■ **WORK TO DO**:
From the entries that follow, pick out all lines holding "type".

■ **Records about charts and figures**:
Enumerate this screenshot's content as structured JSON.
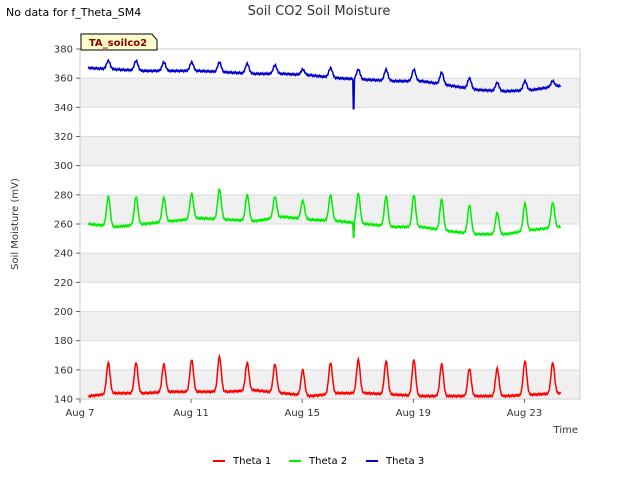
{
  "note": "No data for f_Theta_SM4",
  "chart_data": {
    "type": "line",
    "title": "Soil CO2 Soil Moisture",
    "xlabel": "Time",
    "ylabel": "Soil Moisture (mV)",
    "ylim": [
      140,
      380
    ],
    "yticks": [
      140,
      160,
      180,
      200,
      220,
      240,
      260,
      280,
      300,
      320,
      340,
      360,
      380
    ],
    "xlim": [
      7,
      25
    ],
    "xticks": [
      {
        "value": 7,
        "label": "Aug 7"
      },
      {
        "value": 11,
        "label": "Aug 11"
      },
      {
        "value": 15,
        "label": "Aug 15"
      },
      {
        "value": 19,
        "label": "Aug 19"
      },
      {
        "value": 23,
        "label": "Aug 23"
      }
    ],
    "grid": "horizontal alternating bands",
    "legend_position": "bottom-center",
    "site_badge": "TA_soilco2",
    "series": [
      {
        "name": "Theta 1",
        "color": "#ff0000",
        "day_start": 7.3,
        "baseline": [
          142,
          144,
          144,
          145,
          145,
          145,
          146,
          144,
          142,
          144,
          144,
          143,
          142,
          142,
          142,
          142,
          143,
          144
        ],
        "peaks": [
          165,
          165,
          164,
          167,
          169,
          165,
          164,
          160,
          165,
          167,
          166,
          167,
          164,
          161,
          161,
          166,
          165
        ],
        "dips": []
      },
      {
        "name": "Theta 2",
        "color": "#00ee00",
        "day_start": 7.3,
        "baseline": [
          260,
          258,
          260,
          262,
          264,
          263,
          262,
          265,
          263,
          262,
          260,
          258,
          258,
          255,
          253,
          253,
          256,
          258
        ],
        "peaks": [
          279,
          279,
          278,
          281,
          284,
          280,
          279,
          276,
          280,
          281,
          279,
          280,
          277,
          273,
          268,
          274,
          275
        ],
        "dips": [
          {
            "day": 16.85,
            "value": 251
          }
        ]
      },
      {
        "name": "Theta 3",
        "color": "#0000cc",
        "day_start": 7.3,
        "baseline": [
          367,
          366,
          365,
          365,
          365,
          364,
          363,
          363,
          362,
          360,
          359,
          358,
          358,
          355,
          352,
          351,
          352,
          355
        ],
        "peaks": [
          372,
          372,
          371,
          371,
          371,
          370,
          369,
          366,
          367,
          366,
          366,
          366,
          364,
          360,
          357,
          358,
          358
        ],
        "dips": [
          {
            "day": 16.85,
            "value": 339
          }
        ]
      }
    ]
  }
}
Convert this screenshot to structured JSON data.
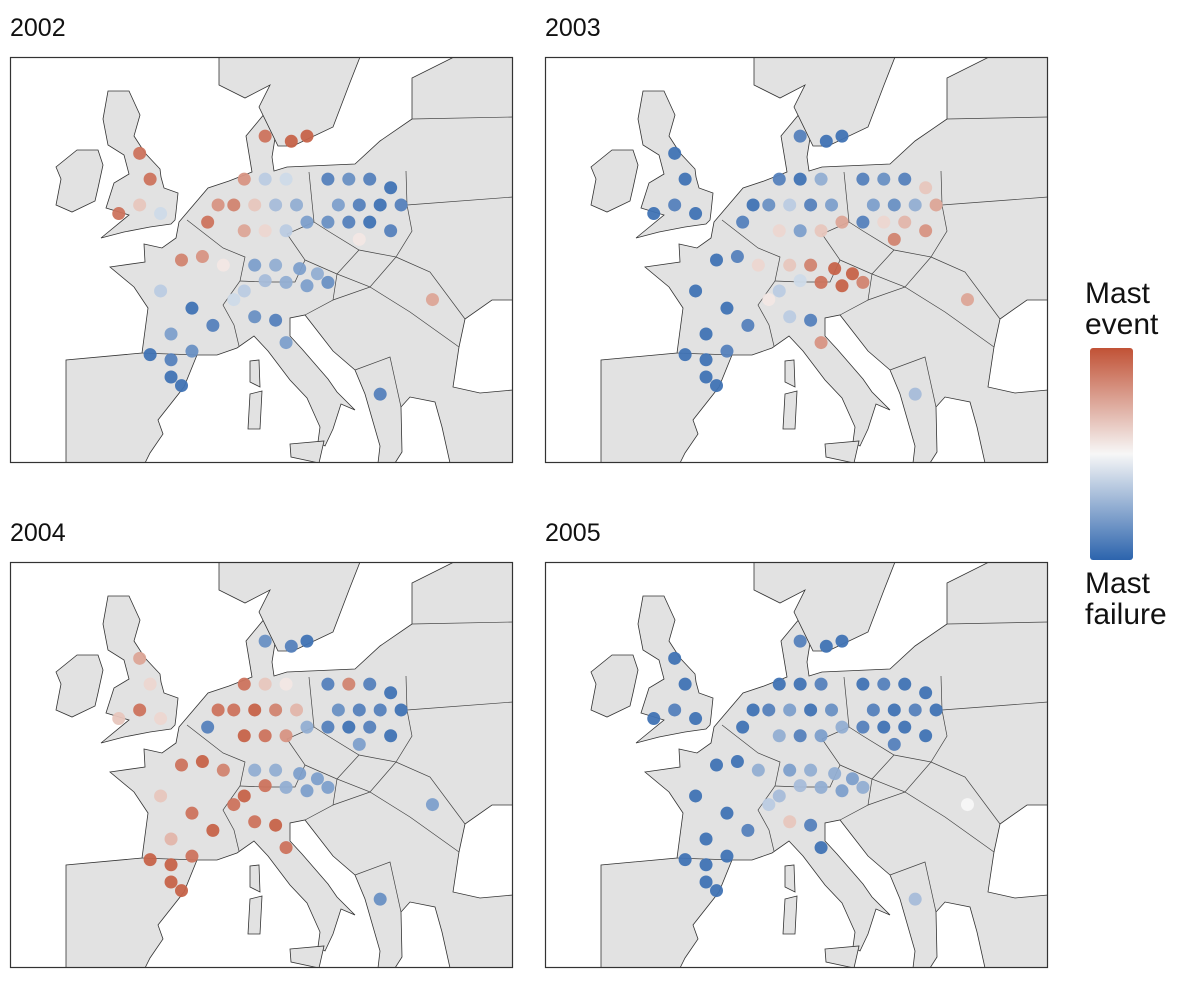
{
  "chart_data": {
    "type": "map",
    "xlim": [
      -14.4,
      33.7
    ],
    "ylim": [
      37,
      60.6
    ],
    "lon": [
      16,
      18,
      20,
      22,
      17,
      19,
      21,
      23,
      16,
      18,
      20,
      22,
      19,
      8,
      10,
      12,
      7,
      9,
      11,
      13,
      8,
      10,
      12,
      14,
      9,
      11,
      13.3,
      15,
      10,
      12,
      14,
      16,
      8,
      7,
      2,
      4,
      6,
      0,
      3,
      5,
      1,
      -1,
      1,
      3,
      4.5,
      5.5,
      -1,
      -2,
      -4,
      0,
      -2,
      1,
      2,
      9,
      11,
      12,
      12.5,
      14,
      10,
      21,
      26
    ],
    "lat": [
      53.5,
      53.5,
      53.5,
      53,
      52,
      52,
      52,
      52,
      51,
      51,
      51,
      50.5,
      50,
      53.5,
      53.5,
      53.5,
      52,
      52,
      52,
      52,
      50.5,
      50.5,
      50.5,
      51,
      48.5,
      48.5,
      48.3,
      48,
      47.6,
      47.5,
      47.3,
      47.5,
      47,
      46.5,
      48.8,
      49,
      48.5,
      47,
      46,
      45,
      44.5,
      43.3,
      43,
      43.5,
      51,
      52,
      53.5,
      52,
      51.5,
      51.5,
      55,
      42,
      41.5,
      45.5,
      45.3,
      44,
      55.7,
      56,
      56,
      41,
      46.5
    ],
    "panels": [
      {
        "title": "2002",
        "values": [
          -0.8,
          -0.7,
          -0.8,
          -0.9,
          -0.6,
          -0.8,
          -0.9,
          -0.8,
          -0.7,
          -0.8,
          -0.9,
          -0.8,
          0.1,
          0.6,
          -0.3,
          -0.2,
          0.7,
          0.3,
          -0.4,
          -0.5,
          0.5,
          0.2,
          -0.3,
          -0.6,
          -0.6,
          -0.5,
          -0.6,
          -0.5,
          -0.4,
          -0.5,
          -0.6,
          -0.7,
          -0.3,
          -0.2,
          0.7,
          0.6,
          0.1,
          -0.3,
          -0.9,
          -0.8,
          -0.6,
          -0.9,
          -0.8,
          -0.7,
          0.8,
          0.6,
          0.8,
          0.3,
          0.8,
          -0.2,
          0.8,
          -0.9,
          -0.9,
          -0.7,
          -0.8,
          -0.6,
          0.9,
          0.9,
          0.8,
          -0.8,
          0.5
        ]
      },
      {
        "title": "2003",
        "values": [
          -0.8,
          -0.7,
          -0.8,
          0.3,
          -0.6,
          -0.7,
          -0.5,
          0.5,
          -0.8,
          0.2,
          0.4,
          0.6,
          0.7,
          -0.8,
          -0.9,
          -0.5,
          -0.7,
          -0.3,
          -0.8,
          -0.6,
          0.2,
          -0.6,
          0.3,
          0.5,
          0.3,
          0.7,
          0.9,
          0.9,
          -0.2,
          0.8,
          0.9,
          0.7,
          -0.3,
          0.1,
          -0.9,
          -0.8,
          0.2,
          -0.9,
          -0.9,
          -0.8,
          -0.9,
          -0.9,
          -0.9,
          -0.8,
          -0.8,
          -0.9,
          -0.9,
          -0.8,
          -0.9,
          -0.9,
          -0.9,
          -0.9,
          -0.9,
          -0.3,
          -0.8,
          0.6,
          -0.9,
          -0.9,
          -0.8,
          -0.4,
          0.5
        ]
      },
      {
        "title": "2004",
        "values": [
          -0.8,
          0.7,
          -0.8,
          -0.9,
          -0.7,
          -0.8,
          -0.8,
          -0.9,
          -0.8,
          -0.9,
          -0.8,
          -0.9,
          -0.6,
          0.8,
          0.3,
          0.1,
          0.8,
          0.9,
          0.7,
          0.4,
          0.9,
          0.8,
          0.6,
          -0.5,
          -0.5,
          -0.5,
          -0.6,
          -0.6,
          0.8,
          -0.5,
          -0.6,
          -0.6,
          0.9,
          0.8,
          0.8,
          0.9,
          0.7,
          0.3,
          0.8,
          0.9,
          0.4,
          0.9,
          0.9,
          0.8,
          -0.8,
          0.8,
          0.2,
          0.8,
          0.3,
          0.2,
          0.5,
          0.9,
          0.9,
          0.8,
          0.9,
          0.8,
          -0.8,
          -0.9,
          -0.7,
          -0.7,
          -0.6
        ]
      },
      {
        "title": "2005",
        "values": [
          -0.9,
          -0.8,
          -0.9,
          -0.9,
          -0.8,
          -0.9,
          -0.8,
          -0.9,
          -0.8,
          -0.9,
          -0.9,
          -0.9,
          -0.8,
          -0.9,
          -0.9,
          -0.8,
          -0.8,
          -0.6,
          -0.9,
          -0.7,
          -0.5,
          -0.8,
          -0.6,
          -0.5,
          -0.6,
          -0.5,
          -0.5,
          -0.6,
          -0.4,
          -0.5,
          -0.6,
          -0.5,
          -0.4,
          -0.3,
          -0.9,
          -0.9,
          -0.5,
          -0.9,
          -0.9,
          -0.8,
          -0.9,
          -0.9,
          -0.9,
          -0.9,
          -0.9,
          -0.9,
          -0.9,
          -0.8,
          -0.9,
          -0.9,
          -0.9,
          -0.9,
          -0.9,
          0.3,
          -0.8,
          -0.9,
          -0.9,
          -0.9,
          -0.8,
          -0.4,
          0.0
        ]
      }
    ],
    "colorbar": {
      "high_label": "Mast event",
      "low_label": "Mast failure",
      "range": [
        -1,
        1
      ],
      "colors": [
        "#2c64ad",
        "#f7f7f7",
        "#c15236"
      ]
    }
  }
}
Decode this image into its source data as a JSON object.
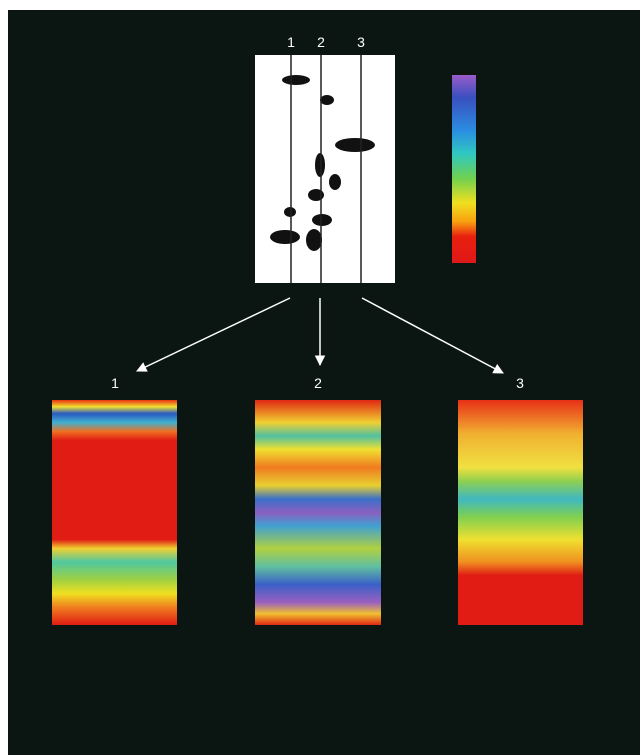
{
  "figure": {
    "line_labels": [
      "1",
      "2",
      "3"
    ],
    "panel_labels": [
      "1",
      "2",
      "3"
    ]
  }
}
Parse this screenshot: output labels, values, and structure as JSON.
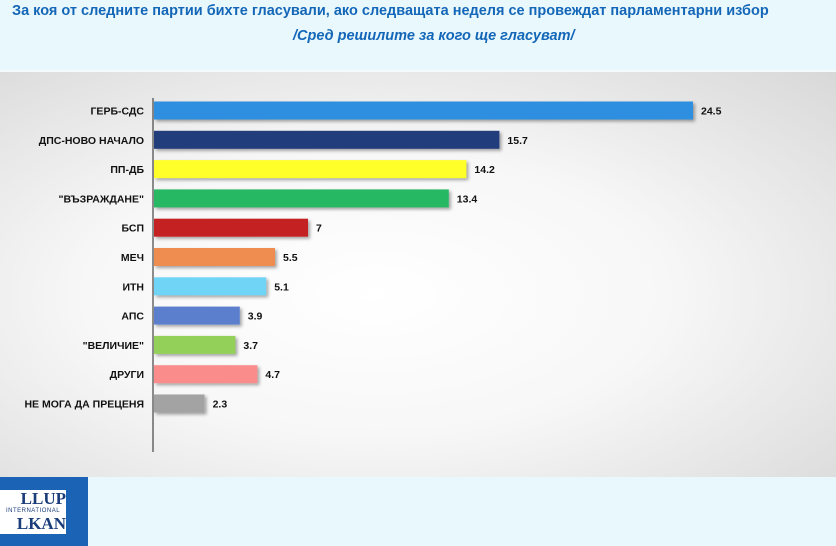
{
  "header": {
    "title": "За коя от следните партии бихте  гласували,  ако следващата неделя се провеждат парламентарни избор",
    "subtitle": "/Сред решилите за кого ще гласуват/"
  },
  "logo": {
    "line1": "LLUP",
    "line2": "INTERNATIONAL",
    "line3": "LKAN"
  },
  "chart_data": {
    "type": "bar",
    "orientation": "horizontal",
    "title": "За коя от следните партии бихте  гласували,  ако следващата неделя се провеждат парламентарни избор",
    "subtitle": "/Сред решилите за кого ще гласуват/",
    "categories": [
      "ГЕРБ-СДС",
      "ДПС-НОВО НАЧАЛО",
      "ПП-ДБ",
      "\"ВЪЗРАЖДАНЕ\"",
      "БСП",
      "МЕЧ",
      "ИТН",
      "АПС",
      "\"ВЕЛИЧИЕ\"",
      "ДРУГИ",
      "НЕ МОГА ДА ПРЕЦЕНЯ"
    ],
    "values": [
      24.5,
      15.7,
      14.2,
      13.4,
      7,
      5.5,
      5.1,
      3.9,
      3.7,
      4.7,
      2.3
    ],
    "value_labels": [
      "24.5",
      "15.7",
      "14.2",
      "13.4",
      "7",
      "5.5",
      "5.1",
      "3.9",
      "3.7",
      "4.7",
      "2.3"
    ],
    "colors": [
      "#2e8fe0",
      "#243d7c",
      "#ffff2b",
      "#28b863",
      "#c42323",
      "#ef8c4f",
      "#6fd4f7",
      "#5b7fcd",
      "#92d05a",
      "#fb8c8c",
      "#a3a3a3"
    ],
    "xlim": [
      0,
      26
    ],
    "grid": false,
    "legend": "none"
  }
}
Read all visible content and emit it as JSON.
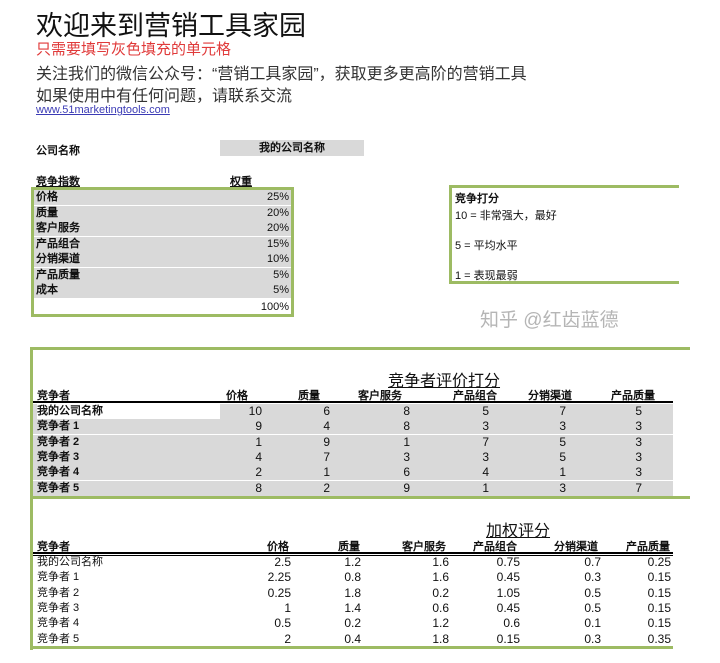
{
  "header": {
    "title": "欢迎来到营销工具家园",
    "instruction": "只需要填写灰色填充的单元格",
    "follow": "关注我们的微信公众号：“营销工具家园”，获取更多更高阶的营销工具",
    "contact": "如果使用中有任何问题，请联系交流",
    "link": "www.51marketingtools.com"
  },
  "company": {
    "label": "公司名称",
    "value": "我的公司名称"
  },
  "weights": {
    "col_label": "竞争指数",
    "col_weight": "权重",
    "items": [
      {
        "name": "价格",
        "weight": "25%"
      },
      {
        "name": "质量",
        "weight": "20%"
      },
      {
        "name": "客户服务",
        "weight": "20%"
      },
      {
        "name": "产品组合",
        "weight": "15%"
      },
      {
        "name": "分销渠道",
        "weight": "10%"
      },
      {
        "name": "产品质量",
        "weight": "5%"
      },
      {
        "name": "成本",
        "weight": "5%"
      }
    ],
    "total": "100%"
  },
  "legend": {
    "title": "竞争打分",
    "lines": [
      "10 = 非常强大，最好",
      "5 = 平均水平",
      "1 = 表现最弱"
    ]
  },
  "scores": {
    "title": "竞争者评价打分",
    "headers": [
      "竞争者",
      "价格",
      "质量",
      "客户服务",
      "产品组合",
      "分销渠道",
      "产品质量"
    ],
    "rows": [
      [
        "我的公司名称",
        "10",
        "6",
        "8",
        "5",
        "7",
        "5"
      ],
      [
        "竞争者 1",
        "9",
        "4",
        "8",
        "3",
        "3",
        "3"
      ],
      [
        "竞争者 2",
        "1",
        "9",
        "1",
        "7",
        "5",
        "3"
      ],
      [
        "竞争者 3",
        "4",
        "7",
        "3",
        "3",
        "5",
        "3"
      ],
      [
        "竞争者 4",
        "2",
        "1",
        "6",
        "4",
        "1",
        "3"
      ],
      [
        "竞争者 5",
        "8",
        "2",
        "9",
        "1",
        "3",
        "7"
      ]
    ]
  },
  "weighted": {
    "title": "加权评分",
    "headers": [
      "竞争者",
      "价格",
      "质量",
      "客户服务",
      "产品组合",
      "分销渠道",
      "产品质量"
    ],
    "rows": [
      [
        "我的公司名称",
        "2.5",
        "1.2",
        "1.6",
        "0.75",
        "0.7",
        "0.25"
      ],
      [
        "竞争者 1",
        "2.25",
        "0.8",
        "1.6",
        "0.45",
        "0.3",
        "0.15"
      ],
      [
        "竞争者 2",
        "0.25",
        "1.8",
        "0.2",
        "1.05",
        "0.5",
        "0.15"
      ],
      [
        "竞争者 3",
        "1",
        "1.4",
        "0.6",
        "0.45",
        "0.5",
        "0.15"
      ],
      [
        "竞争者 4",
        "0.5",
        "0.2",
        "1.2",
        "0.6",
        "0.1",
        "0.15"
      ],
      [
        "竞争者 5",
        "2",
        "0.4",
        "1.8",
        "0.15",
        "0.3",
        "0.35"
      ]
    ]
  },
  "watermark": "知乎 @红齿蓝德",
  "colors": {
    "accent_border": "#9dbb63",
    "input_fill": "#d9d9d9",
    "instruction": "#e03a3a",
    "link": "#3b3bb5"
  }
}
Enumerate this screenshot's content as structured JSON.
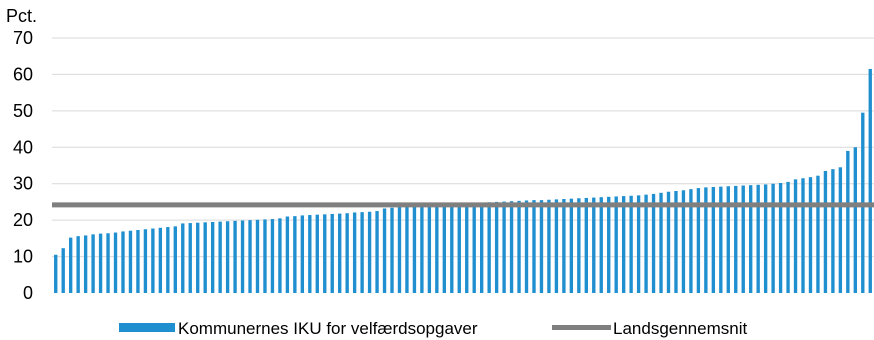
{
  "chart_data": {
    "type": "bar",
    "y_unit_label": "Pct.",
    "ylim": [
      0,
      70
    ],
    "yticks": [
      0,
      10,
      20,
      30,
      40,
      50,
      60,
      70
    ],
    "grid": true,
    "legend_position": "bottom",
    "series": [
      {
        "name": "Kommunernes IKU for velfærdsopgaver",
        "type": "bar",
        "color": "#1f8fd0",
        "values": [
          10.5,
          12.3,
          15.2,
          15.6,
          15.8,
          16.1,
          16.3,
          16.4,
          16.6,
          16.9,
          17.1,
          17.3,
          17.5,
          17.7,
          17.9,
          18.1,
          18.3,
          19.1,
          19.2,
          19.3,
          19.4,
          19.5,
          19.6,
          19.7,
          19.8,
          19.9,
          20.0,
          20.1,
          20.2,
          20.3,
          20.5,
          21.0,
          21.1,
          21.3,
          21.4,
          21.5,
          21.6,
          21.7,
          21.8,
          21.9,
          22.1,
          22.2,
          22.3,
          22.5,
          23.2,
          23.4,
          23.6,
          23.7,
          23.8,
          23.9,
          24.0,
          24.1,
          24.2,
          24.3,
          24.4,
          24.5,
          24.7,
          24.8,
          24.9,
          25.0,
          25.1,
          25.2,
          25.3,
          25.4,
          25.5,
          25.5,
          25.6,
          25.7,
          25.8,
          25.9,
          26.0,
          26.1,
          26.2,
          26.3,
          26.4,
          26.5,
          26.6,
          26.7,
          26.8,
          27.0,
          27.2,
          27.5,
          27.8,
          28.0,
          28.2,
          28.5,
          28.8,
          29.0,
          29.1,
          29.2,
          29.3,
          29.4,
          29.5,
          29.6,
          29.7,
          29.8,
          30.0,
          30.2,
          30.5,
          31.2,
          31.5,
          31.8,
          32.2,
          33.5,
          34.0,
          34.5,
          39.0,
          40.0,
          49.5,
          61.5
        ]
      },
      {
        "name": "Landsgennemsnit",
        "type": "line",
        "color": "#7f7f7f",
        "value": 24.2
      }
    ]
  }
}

■ **ANSWER FOR THE TASK**:
    "type": "line",
    "type": "map",
    "type": "bar",
    "type": "bar",
        "type": "bar",
        "type": "line",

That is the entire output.